• _GIVEN ENTRIES_
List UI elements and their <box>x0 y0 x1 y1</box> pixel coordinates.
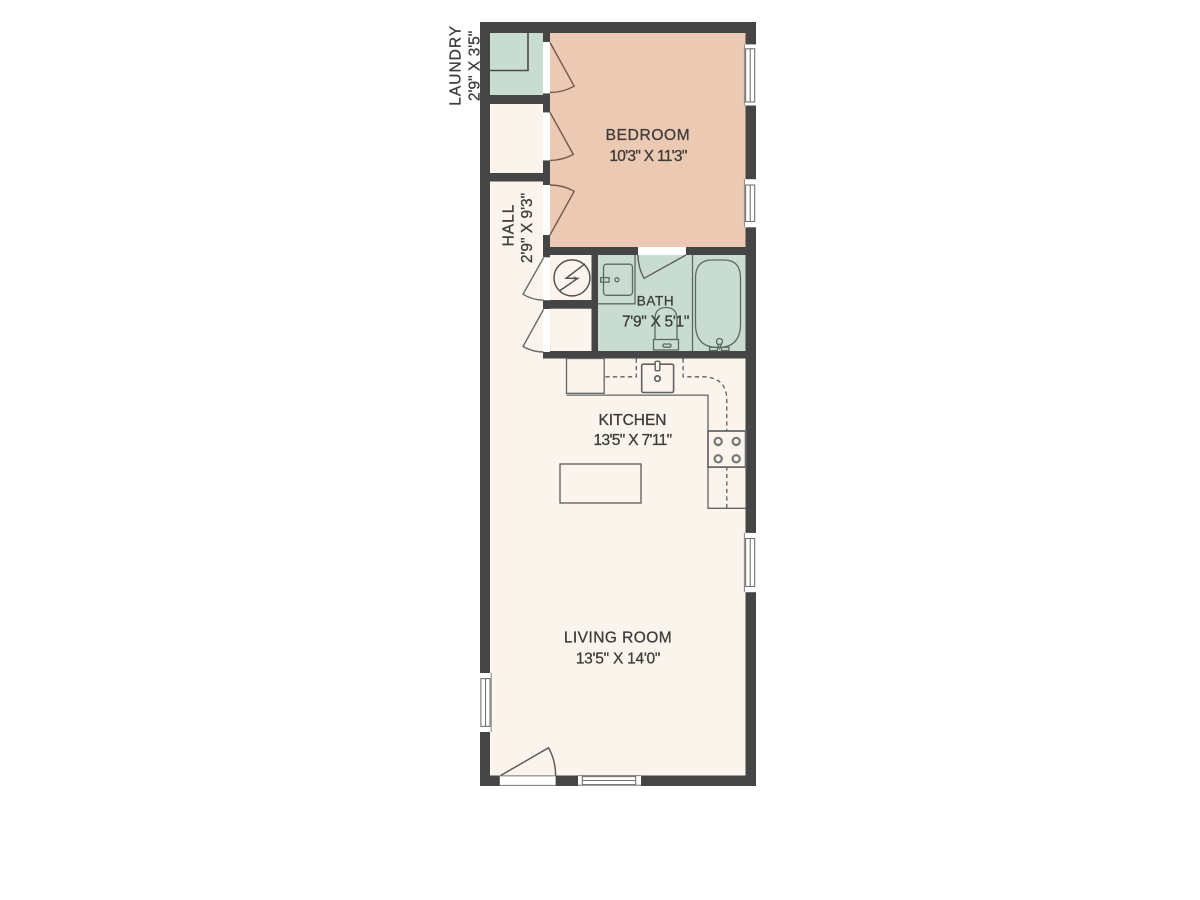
svg-text:BATH: BATH <box>637 294 674 309</box>
svg-text:HALL: HALL <box>500 204 517 247</box>
svg-text:LIVING ROOM: LIVING ROOM <box>564 630 672 647</box>
svg-text:2'9" X 3'5": 2'9" X 3'5" <box>467 31 484 101</box>
svg-text:BEDROOM: BEDROOM <box>606 127 691 144</box>
svg-text:LAUNDRY: LAUNDRY <box>448 25 465 106</box>
svg-text:13'5" X 14'0": 13'5" X 14'0" <box>576 651 660 668</box>
svg-text:7'9" X 5'1": 7'9" X 5'1" <box>622 313 689 330</box>
svg-text:10'3" X 11'3": 10'3" X 11'3" <box>609 148 687 165</box>
svg-text:13'5" X 7'11": 13'5" X 7'11" <box>594 432 672 449</box>
svg-text:KITCHEN: KITCHEN <box>598 412 666 429</box>
svg-text:2'9" X 9'3": 2'9" X 9'3" <box>519 193 536 263</box>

• _TASK OBJECTIVE_
Copy out the listing word for word, from the line with "svg-text:BATH: BATH <box>637" up to and including the line with "432 672 449</box>".

• _ANSWER_
svg-text:BATH: BATH <box>637 294 674 309</box>
svg-text:HALL: HALL <box>500 204 517 247</box>
svg-text:LIVING ROOM: LIVING ROOM <box>564 630 672 647</box>
svg-text:2'9" X 3'5": 2'9" X 3'5" <box>467 31 484 101</box>
svg-text:BEDROOM: BEDROOM <box>606 127 691 144</box>
svg-text:LAUNDRY: LAUNDRY <box>448 25 465 106</box>
svg-text:13'5" X 14'0": 13'5" X 14'0" <box>576 651 660 668</box>
svg-text:7'9" X 5'1": 7'9" X 5'1" <box>622 313 689 330</box>
svg-text:10'3" X 11'3": 10'3" X 11'3" <box>609 148 687 165</box>
svg-text:13'5" X 7'11": 13'5" X 7'11" <box>594 432 672 449</box>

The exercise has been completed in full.